Aim
The records underneath are to be repeated exactly, with the pictures left out.
## start Information given
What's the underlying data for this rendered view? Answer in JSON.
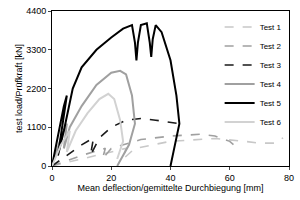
{
  "chart_data": {
    "type": "line",
    "x_label": "Mean deflection/gemittelte Durchbiegung [mm]",
    "y_label": "test load/Prüfkraft [kN]",
    "xlim": [
      0,
      80
    ],
    "xticks": [
      0,
      20,
      40,
      60,
      80
    ],
    "ylim": [
      0,
      4400
    ],
    "yticks": [
      0,
      1100,
      2200,
      3300,
      4400
    ],
    "grid": false,
    "legend": "top right",
    "series": [
      {
        "name": "Test 1",
        "color": "#c8c8c8",
        "line_style": "dash",
        "x": [
          0,
          15,
          25,
          24,
          28,
          40,
          55,
          65,
          70,
          75,
          78
        ],
        "values": [
          0,
          300,
          500,
          200,
          500,
          700,
          780,
          700,
          650,
          650,
          800
        ]
      },
      {
        "name": "Test 2",
        "color": "#a0a0a0",
        "line_style": "dash",
        "x": [
          0,
          10,
          18,
          17,
          20,
          30,
          40,
          50,
          55,
          60,
          62
        ],
        "values": [
          0,
          300,
          500,
          200,
          500,
          750,
          850,
          900,
          850,
          700,
          550
        ]
      },
      {
        "name": "Test 3",
        "color": "#1a1a1a",
        "line_style": "dash",
        "x": [
          0,
          5,
          10,
          14,
          13,
          16,
          20,
          25,
          30,
          35,
          40,
          43,
          45
        ],
        "values": [
          0,
          300,
          600,
          800,
          300,
          800,
          1100,
          1300,
          1350,
          1300,
          1250,
          1200,
          1250
        ]
      },
      {
        "name": "Test 4",
        "color": "#a0a0a0",
        "line_style": "solid",
        "x": [
          0,
          3,
          5,
          4,
          6,
          10,
          15,
          20,
          23,
          25,
          27,
          28,
          26,
          22
        ],
        "values": [
          0,
          800,
          1200,
          500,
          1100,
          1700,
          2300,
          2650,
          2700,
          2600,
          2000,
          1200,
          600,
          0
        ]
      },
      {
        "name": "Test 5",
        "color": "#000000",
        "line_style": "solid",
        "x": [
          0,
          2,
          4,
          5,
          3,
          2,
          4,
          7,
          10,
          15,
          20,
          24,
          27,
          28,
          28.5,
          29,
          30,
          32,
          33,
          33.5,
          34,
          35,
          37,
          40,
          42,
          43,
          41,
          40
        ],
        "values": [
          0,
          900,
          1700,
          2000,
          900,
          300,
          1000,
          2200,
          2800,
          3300,
          3650,
          3900,
          4000,
          3500,
          3000,
          3500,
          4000,
          4050,
          3500,
          3100,
          3600,
          4000,
          3800,
          3000,
          2000,
          1200,
          400,
          0
        ]
      },
      {
        "name": "Test 6",
        "color": "#d2d2d2",
        "line_style": "solid",
        "x": [
          0,
          3,
          6,
          5,
          8,
          12,
          16,
          19,
          21,
          23,
          24,
          22
        ],
        "values": [
          0,
          600,
          1000,
          400,
          1000,
          1500,
          1900,
          2050,
          1900,
          1300,
          700,
          200
        ]
      }
    ]
  }
}
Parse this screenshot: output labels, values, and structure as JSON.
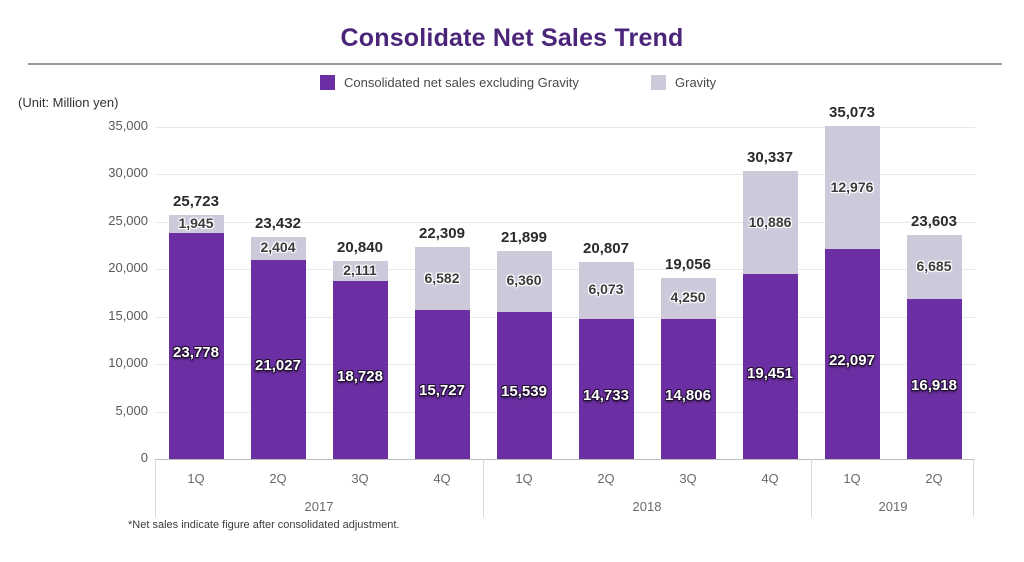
## end Information given
Expected output
What's the underlying data for this rendered view? Answer in JSON.
{
  "chart_data": {
    "type": "line",
    "x_label": "Mean deflection/gemittelte Durchbiegung [mm]",
    "y_label": "test load/Prüfkraft [kN]",
    "xlim": [
      0,
      80
    ],
    "xticks": [
      0,
      20,
      40,
      60,
      80
    ],
    "ylim": [
      0,
      4400
    ],
    "yticks": [
      0,
      1100,
      2200,
      3300,
      4400
    ],
    "grid": false,
    "legend": "top right",
    "series": [
      {
        "name": "Test 1",
        "color": "#c8c8c8",
        "line_style": "dash",
        "x": [
          0,
          15,
          25,
          24,
          28,
          40,
          55,
          65,
          70,
          75,
          78
        ],
        "values": [
          0,
          300,
          500,
          200,
          500,
          700,
          780,
          700,
          650,
          650,
          800
        ]
      },
      {
        "name": "Test 2",
        "color": "#a0a0a0",
        "line_style": "dash",
        "x": [
          0,
          10,
          18,
          17,
          20,
          30,
          40,
          50,
          55,
          60,
          62
        ],
        "values": [
          0,
          300,
          500,
          200,
          500,
          750,
          850,
          900,
          850,
          700,
          550
        ]
      },
      {
        "name": "Test 3",
        "color": "#1a1a1a",
        "line_style": "dash",
        "x": [
          0,
          5,
          10,
          14,
          13,
          16,
          20,
          25,
          30,
          35,
          40,
          43,
          45
        ],
        "values": [
          0,
          300,
          600,
          800,
          300,
          800,
          1100,
          1300,
          1350,
          1300,
          1250,
          1200,
          1250
        ]
      },
      {
        "name": "Test 4",
        "color": "#a0a0a0",
        "line_style": "solid",
        "x": [
          0,
          3,
          5,
          4,
          6,
          10,
          15,
          20,
          23,
          25,
          27,
          28,
          26,
          22
        ],
        "values": [
          0,
          800,
          1200,
          500,
          1100,
          1700,
          2300,
          2650,
          2700,
          2600,
          2000,
          1200,
          600,
          0
        ]
      },
      {
        "name": "Test 5",
        "color": "#000000",
        "line_style": "solid",
        "x": [
          0,
          2,
          4,
          5,
          3,
          2,
          4,
          7,
          10,
          15,
          20,
          24,
          27,
          28,
          28.5,
          29,
          30,
          32,
          33,
          33.5,
          34,
          35,
          37,
          40,
          42,
          43,
          41,
          40
        ],
        "values": [
          0,
          900,
          1700,
          2000,
          900,
          300,
          1000,
          2200,
          2800,
          3300,
          3650,
          3900,
          4000,
          3500,
          3000,
          3500,
          4000,
          4050,
          3500,
          3100,
          3600,
          4000,
          3800,
          3000,
          2000,
          1200,
          400,
          0
        ]
      },
      {
        "name": "Test 6",
        "color": "#d2d2d2",
        "line_style": "solid",
        "x": [
          0,
          3,
          6,
          5,
          8,
          12,
          16,
          19,
          21,
          23,
          24,
          22
        ],
        "values": [
          0,
          600,
          1000,
          400,
          1000,
          1500,
          1900,
          2050,
          1900,
          1300,
          700,
          200
        ]
      }
    ]
  }
}
Parse this screenshot: output labels, values, and structure as JSON.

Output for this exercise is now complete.